**Directions for this task**: Find and copy lines holding "screenshot".

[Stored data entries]
——————

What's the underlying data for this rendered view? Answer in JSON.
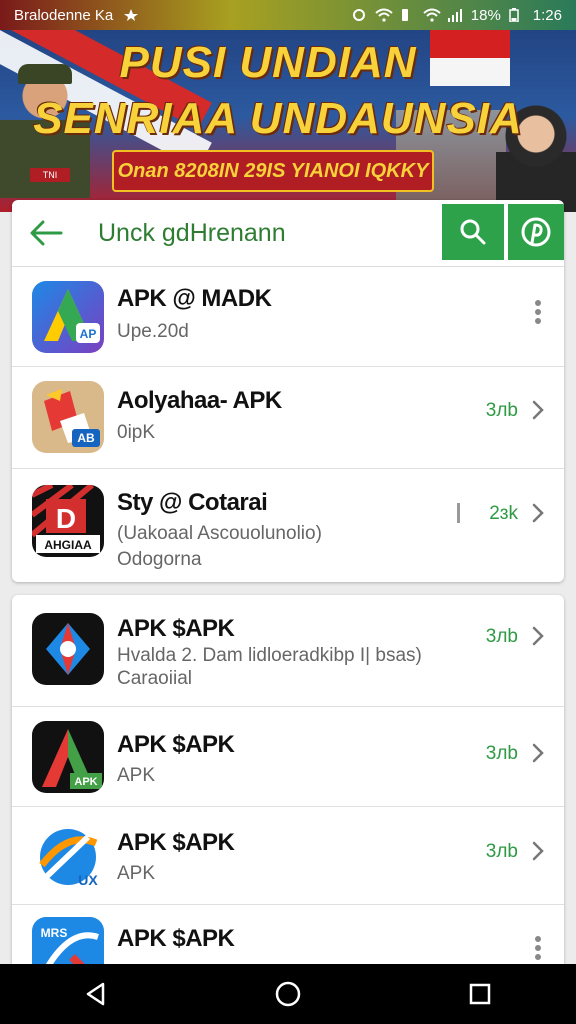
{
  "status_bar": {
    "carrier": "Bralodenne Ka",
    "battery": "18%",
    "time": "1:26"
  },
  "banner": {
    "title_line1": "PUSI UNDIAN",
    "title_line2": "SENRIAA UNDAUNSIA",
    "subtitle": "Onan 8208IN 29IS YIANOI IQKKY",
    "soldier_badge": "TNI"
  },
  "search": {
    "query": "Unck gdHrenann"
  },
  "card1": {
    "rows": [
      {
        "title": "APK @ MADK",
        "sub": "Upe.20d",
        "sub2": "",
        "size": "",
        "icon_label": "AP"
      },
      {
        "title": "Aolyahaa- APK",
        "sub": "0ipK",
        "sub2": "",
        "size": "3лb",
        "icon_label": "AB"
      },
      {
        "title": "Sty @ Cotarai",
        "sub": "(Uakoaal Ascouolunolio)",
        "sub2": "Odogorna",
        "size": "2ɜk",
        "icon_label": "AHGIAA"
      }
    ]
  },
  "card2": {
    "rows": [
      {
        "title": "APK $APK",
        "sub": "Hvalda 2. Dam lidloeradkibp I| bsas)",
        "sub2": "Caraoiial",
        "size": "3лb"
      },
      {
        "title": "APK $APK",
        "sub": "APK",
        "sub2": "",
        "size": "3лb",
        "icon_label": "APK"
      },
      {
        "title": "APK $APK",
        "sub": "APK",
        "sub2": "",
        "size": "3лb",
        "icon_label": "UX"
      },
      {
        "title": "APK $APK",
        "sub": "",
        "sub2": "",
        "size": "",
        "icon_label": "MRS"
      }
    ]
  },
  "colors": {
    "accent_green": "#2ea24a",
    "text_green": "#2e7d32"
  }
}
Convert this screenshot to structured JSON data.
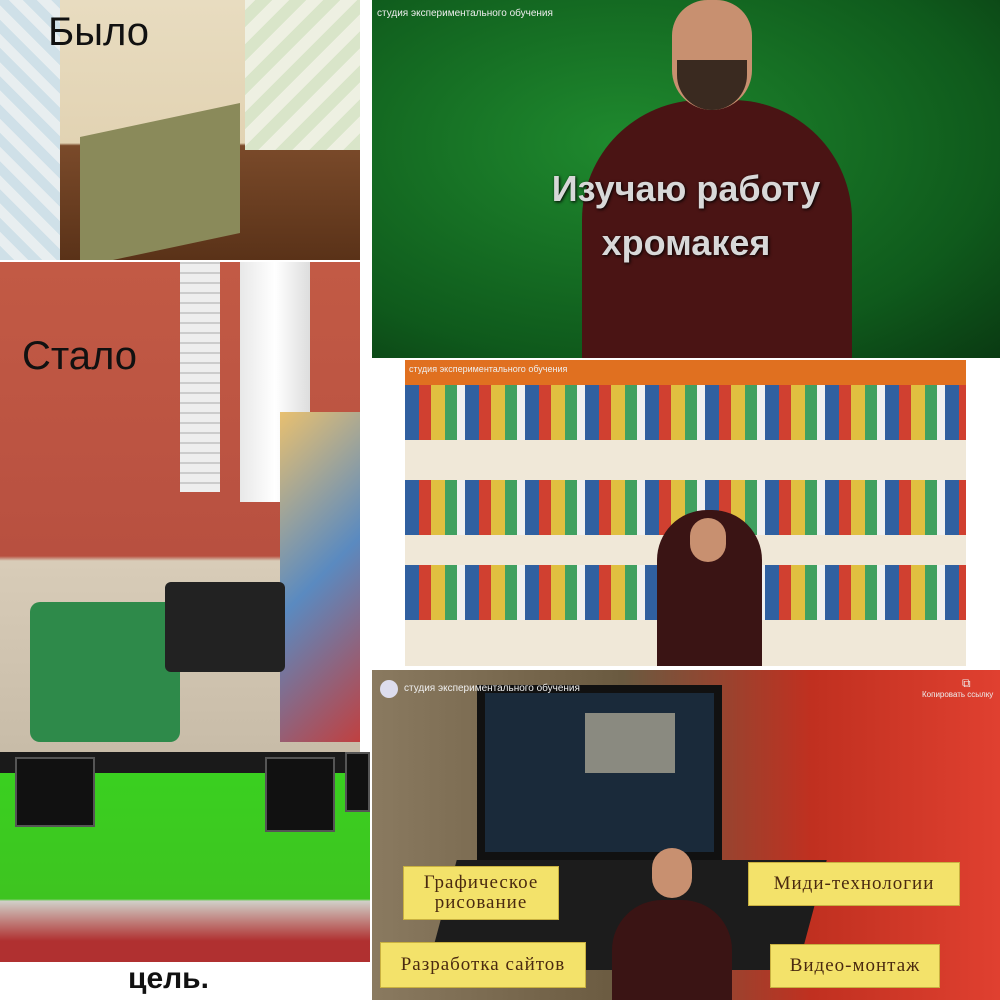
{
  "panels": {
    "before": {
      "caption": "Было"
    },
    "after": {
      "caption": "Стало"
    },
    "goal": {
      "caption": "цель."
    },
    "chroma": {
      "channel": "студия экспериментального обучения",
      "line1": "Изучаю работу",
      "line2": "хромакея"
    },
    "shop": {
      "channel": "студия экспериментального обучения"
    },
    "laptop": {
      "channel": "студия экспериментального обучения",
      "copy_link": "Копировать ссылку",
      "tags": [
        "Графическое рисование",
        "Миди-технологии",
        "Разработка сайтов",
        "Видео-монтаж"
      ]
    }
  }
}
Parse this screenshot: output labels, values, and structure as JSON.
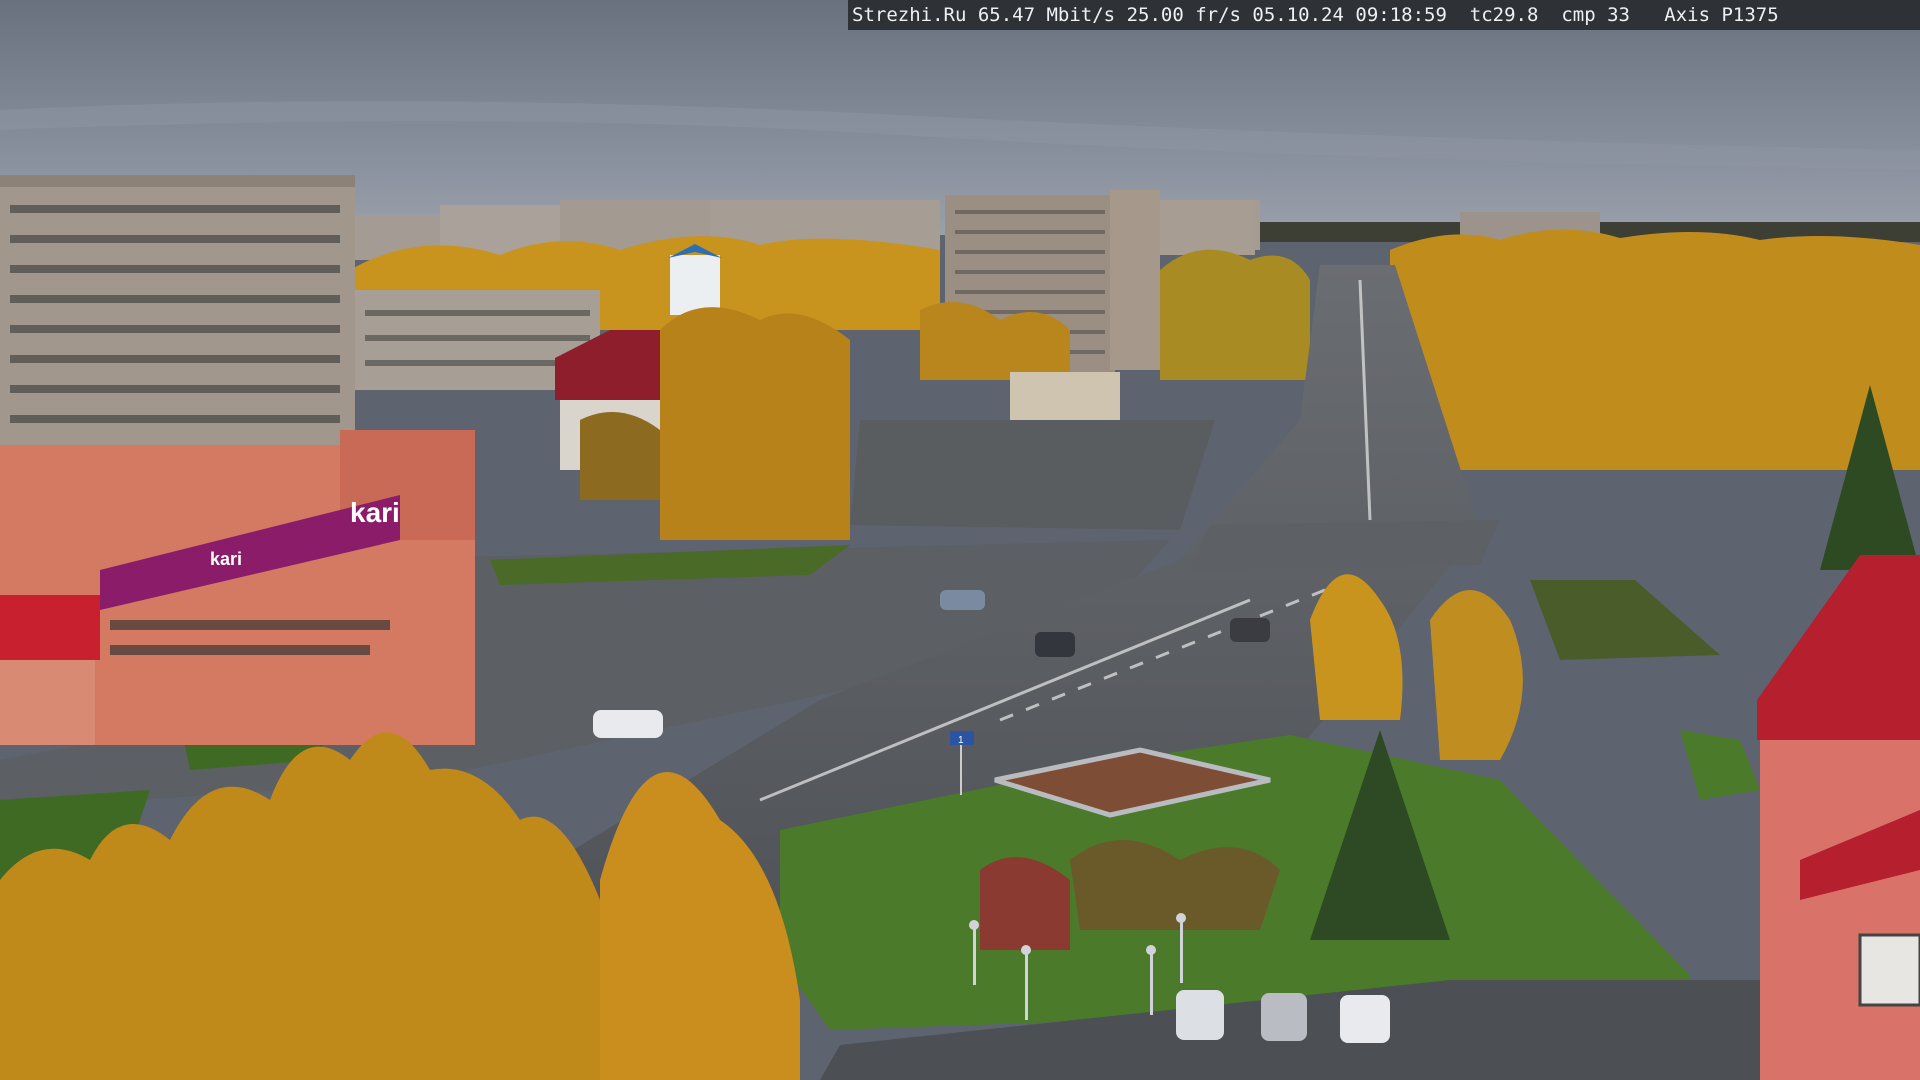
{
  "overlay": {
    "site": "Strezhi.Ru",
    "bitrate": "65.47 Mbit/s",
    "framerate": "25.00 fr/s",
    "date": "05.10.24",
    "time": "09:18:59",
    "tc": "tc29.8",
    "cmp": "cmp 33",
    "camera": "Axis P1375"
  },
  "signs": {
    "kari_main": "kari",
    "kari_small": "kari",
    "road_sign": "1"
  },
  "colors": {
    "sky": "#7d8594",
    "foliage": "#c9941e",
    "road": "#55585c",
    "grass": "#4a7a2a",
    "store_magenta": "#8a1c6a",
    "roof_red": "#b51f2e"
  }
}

——————

**The response**:
Convert this screenshot to structured JSON data.
Parse this screenshot: output labels, values, and structure as JSON.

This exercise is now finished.